## BEGIN EXERCISE DATA

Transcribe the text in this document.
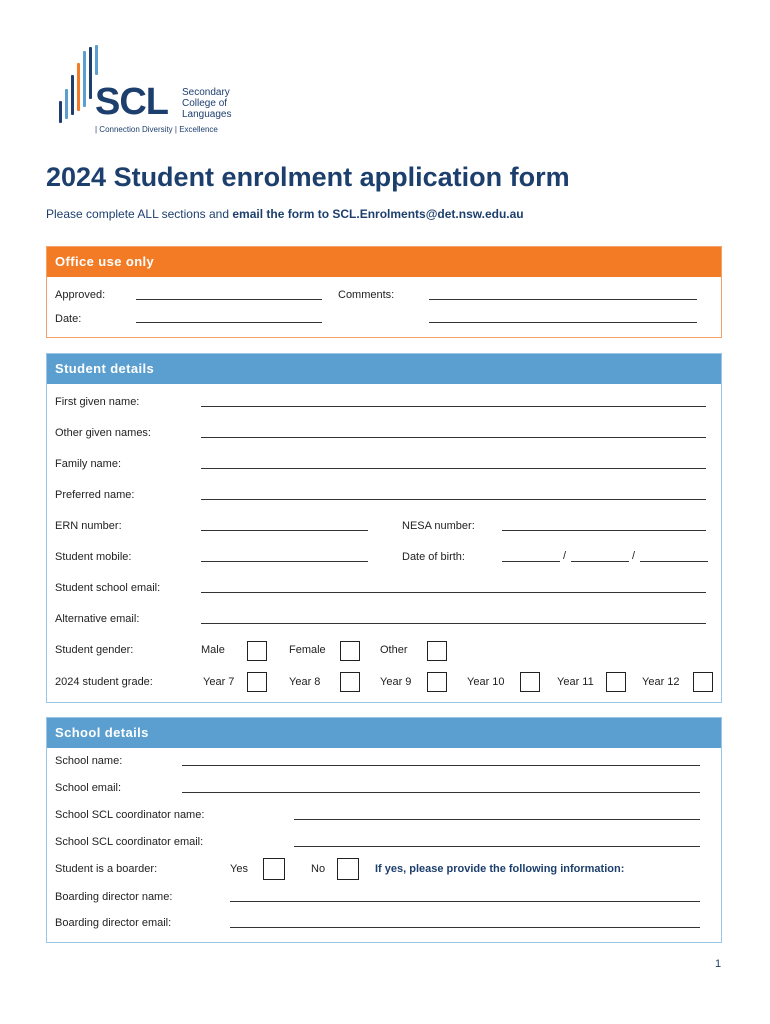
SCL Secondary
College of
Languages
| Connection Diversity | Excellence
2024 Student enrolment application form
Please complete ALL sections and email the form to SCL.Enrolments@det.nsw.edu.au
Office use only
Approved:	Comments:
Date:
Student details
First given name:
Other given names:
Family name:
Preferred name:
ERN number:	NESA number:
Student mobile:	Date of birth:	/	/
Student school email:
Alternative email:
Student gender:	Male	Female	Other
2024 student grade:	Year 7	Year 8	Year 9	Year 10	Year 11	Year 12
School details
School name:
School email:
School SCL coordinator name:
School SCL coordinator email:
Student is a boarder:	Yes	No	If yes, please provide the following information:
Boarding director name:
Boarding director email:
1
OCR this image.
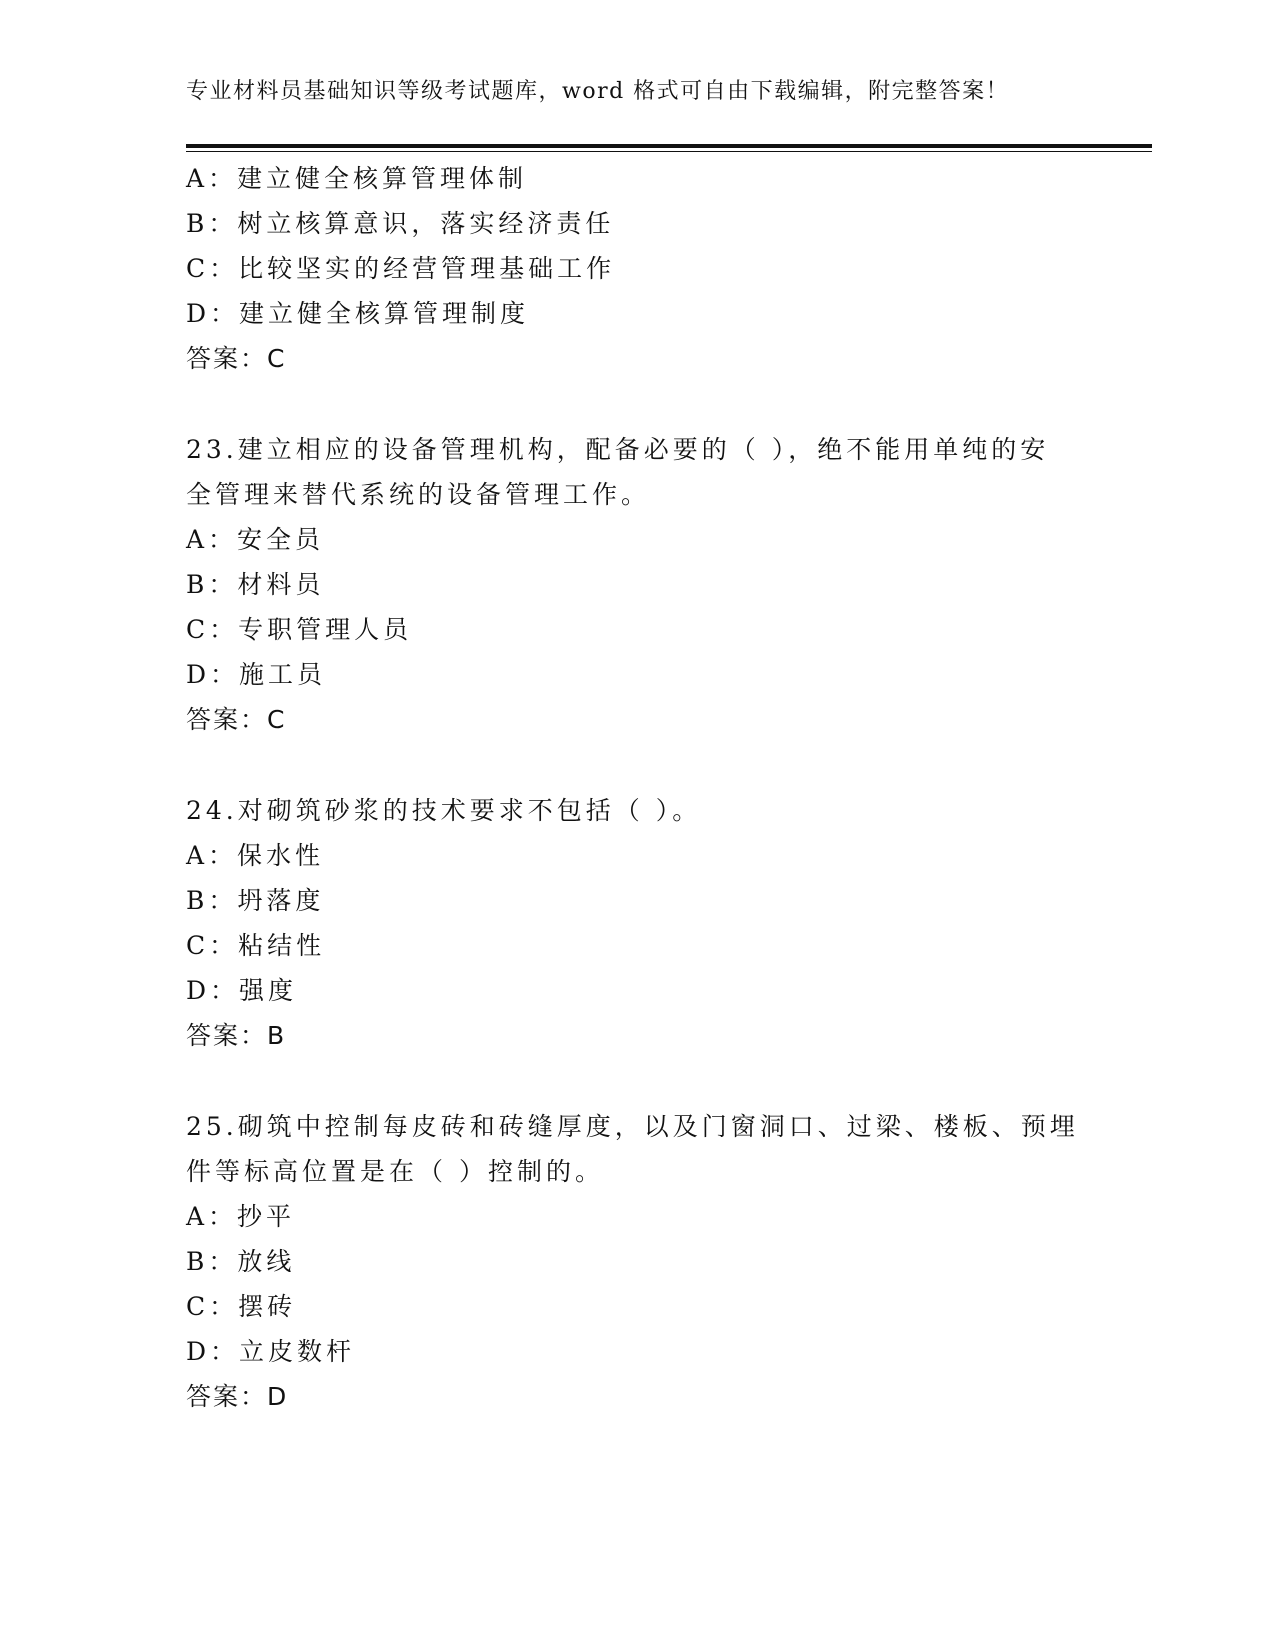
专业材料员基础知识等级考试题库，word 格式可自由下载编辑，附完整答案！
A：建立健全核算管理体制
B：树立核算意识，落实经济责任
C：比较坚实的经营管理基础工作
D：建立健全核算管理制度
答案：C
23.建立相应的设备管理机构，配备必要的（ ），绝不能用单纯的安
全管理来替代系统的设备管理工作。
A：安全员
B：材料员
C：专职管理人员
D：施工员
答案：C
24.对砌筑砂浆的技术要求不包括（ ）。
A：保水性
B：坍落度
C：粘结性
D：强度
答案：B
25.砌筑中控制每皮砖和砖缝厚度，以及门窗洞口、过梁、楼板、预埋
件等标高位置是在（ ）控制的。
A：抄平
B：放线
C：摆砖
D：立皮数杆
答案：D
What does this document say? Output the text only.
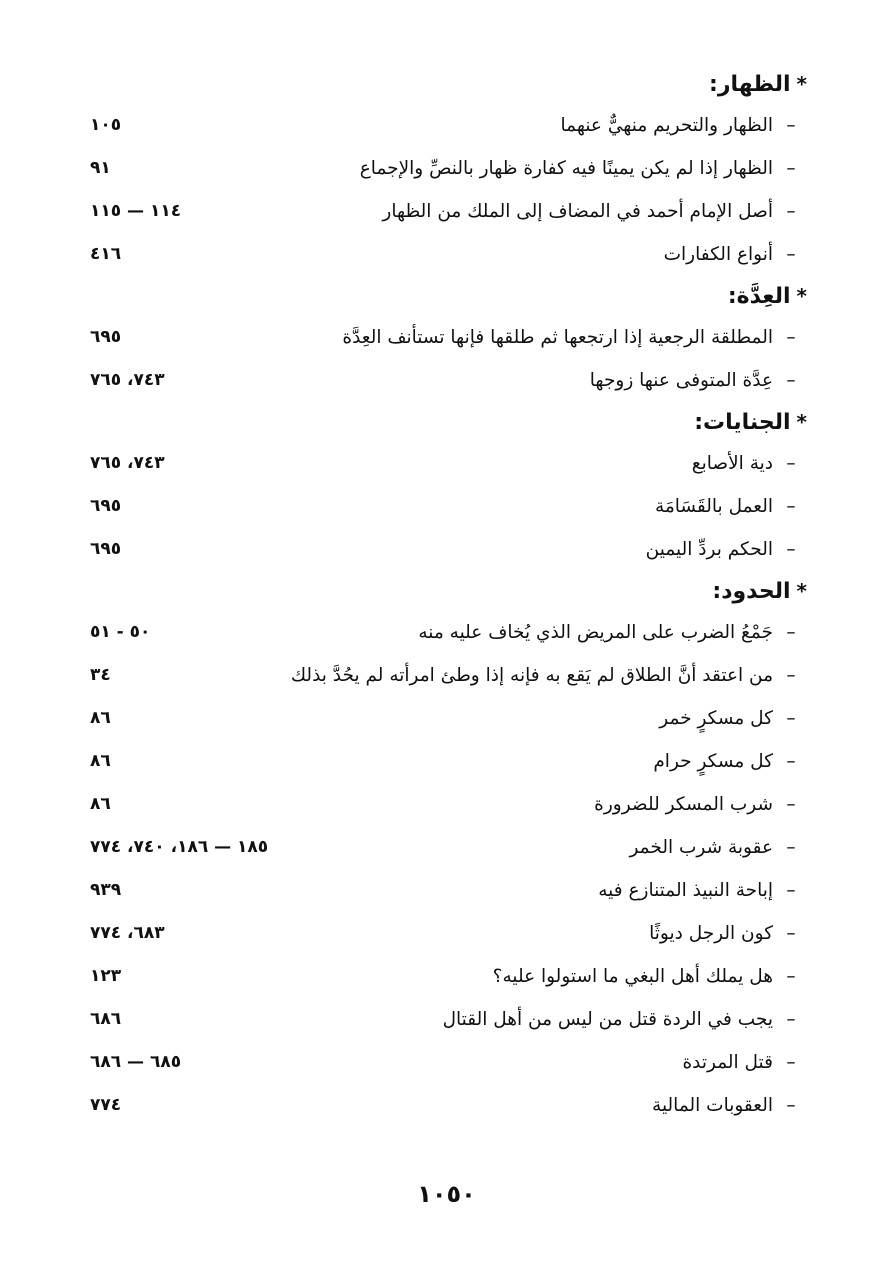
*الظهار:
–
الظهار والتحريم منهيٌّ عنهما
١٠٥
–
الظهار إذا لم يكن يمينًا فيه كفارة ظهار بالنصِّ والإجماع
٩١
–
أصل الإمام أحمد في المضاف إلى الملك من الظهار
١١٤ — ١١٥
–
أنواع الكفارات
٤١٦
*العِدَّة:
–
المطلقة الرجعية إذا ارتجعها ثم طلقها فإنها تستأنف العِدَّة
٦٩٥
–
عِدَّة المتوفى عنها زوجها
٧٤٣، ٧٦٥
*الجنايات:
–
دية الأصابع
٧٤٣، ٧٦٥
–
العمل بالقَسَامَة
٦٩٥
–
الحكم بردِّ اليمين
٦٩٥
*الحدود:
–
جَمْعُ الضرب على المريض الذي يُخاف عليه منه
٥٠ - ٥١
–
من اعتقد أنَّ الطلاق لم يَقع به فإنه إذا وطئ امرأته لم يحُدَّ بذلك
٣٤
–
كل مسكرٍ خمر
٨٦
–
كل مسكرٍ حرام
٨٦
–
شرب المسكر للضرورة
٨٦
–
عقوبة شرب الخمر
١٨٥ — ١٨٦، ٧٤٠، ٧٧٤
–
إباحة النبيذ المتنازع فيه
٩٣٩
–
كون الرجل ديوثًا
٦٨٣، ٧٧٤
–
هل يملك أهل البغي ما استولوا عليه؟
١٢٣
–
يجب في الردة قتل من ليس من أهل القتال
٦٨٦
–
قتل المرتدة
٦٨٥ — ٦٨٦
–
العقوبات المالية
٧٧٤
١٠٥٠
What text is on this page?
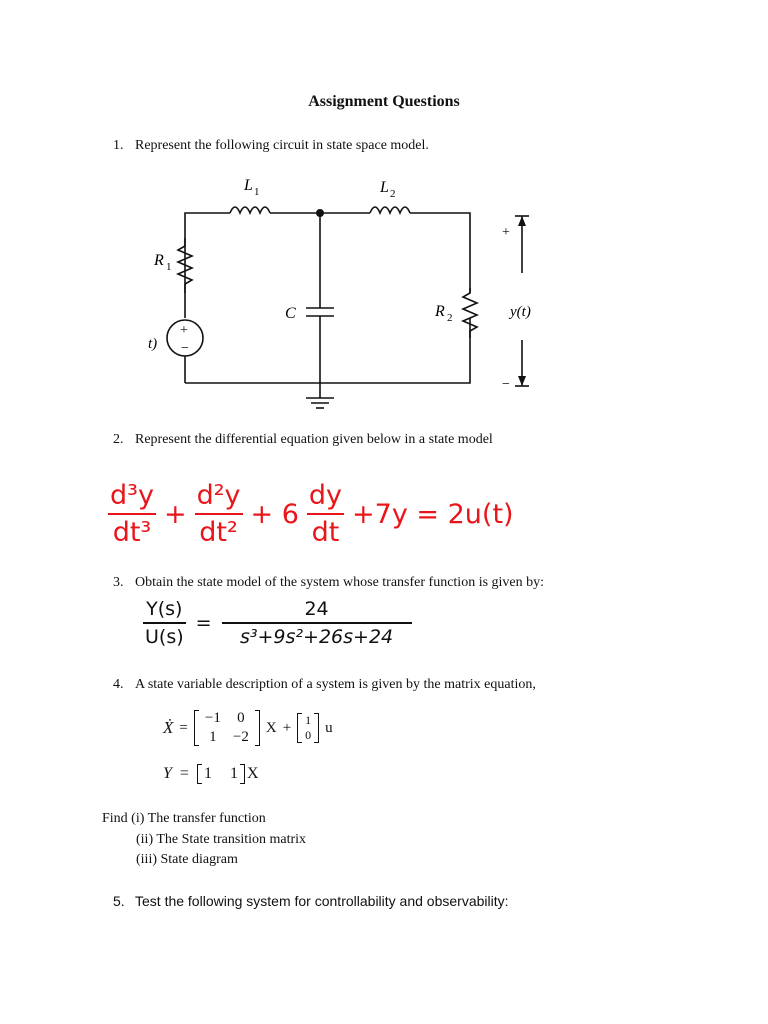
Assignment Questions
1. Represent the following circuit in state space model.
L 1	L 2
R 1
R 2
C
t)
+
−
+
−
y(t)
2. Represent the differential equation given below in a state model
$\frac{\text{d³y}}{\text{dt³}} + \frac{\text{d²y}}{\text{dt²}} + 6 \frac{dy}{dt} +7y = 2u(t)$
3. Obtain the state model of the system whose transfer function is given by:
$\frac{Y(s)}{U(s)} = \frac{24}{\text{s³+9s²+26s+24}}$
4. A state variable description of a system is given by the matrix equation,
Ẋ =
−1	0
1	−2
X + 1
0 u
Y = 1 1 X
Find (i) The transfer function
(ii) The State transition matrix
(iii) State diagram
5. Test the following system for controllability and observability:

## END EXERCISE DATA

» THE PROBLEM: Count how many lines of the listing above include "Other" and report that number alone.

» EXERCISE ANSWER: 2